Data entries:
========================
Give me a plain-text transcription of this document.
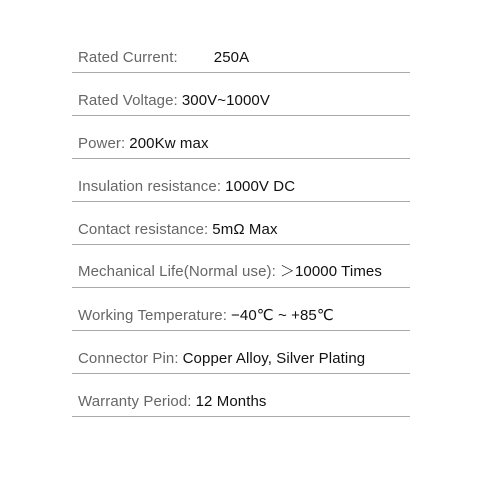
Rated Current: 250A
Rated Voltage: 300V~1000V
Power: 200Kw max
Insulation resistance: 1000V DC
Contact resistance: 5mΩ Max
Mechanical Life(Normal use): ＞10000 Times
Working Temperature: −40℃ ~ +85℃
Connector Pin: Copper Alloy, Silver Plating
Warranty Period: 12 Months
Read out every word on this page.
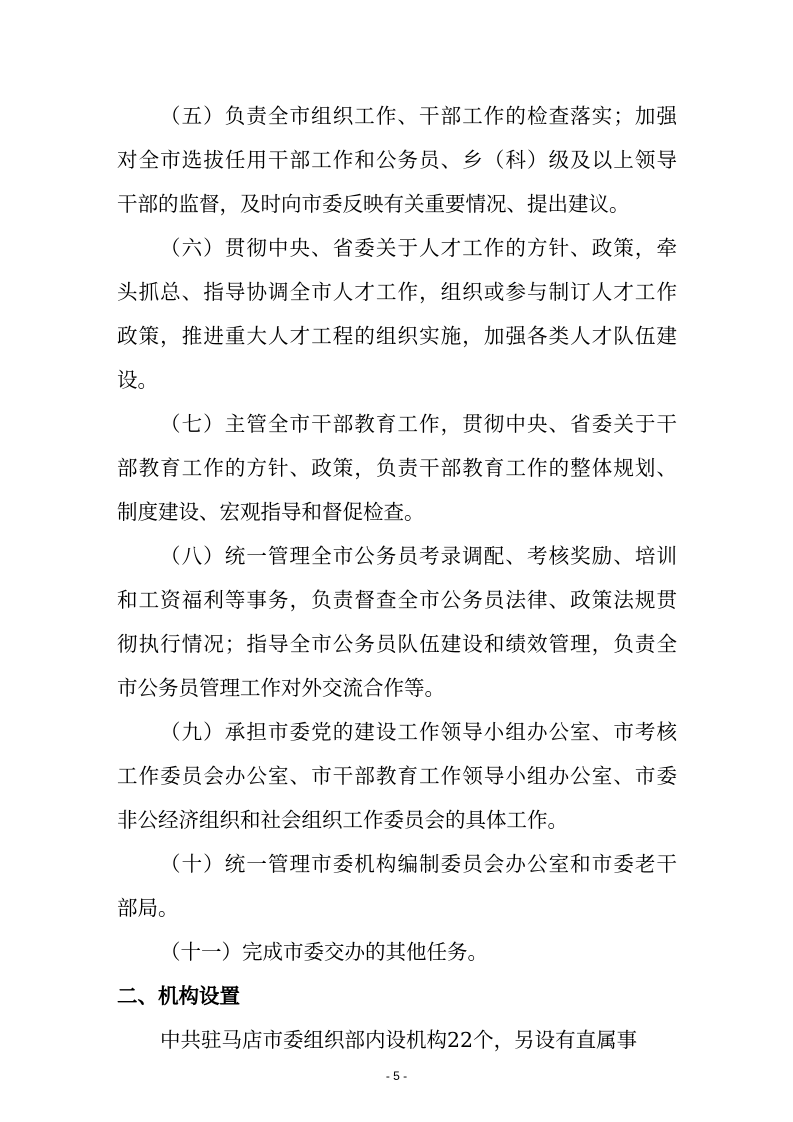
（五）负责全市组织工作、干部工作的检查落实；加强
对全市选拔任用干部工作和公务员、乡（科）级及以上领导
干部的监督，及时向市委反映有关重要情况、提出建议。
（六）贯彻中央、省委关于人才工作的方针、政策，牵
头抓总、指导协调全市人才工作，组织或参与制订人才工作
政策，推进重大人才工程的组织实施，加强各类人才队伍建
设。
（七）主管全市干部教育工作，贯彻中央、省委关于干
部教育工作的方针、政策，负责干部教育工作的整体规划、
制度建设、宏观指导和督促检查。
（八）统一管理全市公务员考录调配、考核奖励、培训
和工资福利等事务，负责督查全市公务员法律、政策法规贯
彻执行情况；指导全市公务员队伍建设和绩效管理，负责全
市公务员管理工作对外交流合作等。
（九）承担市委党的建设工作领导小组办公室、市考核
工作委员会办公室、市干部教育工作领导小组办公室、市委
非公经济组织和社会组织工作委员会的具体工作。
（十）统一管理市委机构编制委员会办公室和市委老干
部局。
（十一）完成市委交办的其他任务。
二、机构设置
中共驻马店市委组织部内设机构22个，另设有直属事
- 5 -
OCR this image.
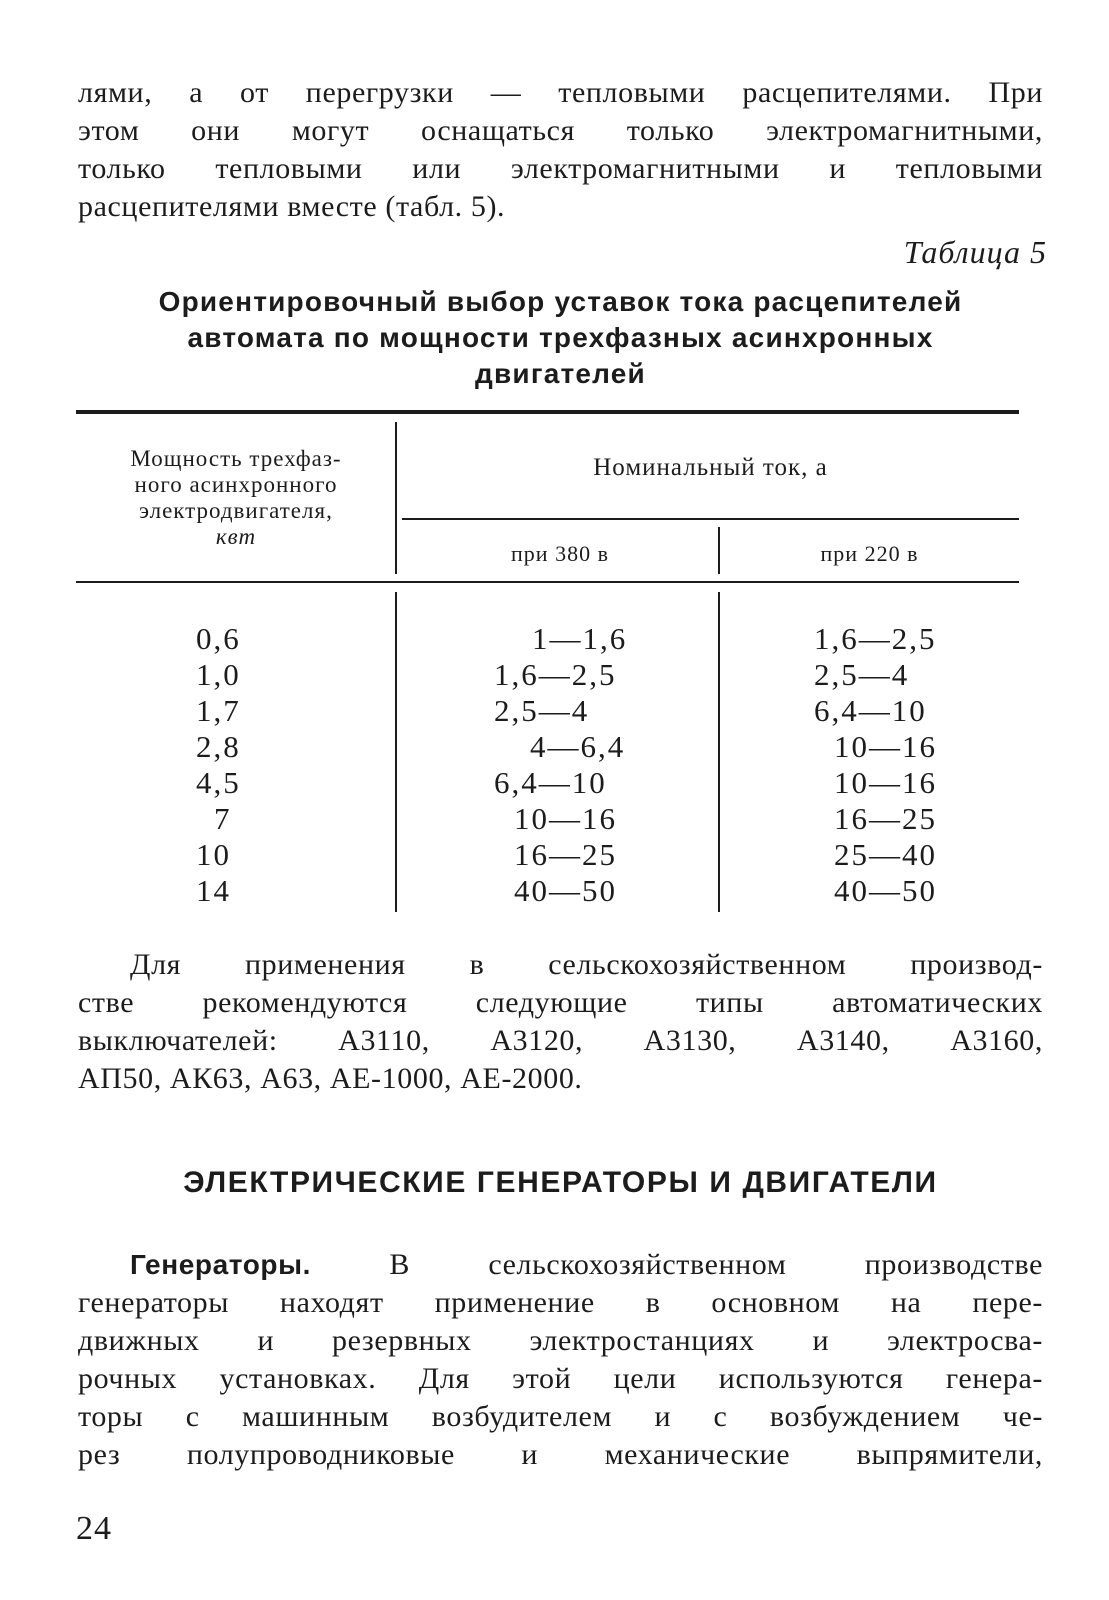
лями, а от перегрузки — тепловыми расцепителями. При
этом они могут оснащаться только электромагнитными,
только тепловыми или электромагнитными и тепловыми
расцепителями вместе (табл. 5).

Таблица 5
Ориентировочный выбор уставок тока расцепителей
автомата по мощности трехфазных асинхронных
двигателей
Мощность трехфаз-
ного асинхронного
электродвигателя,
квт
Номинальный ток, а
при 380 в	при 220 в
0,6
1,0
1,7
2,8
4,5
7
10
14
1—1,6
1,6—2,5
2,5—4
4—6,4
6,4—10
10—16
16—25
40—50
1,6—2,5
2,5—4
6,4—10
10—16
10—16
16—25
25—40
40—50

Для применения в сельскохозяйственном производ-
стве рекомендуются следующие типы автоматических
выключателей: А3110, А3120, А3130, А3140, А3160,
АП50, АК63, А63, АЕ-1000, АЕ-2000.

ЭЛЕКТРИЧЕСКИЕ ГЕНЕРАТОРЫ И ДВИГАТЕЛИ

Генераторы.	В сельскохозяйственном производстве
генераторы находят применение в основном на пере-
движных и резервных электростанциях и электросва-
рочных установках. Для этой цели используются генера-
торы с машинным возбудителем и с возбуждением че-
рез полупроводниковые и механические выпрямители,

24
========================
Problem description: What you return should match the records above word for word, minus the pictures.

Output for this exercise:
Give me a plain-text transcription of this document.
Rated Current: 250A
Rated Voltage: 300V~1000V
Power: 200Kw max
Insulation resistance: 1000V DC
Contact resistance: 5mΩ Max
Mechanical Life(Normal use): ＞10000 Times
Working Temperature: −40℃ ~ +85℃
Connector Pin: Copper Alloy, Silver Plating
Warranty Period: 12 Months
Read out every word on this page.
（五）负责全市组织工作、干部工作的检查落实；加强
对全市选拔任用干部工作和公务员、乡（科）级及以上领导
干部的监督，及时向市委反映有关重要情况、提出建议。
（六）贯彻中央、省委关于人才工作的方针、政策，牵
头抓总、指导协调全市人才工作，组织或参与制订人才工作
政策，推进重大人才工程的组织实施，加强各类人才队伍建
设。
（七）主管全市干部教育工作，贯彻中央、省委关于干
部教育工作的方针、政策，负责干部教育工作的整体规划、
制度建设、宏观指导和督促检查。
（八）统一管理全市公务员考录调配、考核奖励、培训
和工资福利等事务，负责督查全市公务员法律、政策法规贯
彻执行情况；指导全市公务员队伍建设和绩效管理，负责全
市公务员管理工作对外交流合作等。
（九）承担市委党的建设工作领导小组办公室、市考核
工作委员会办公室、市干部教育工作领导小组办公室、市委
非公经济组织和社会组织工作委员会的具体工作。
（十）统一管理市委机构编制委员会办公室和市委老干
部局。
（十一）完成市委交办的其他任务。
二、机构设置
中共驻马店市委组织部内设机构22个，另设有直属事
- 5 -
OCR this image.
лями, а от перегрузки — тепловыми расцепителями. При
этом они могут оснащаться только электромагнитными,
только тепловыми или электромагнитными и тепловыми
расцепителями вместе (табл. 5).

Таблица 5
Ориентировочный выбор уставок тока расцепителей
автомата по мощности трехфазных асинхронных
двигателей
Мощность трехфаз-
ного асинхронного
электродвигателя,
квт
Номинальный ток, а
при 380 в	при 220 в
0,6
1,0
1,7
2,8
4,5
7
10
14
1—1,6
1,6—2,5
2,5—4
4—6,4
6,4—10
10—16
16—25
40—50
1,6—2,5
2,5—4
6,4—10
10—16
10—16
16—25
25—40
40—50

Для применения в сельскохозяйственном производ-
стве рекомендуются следующие типы автоматических
выключателей: А3110, А3120, А3130, А3140, А3160,
АП50, АК63, А63, АЕ-1000, АЕ-2000.

ЭЛЕКТРИЧЕСКИЕ ГЕНЕРАТОРЫ И ДВИГАТЕЛИ

Генераторы.	В сельскохозяйственном производстве
генераторы находят применение в основном на пере-
движных и резервных электростанциях и электросва-
рочных установках. Для этой цели используются генера-
торы с машинным возбудителем и с возбуждением че-
рез полупроводниковые и механические выпрямители,

24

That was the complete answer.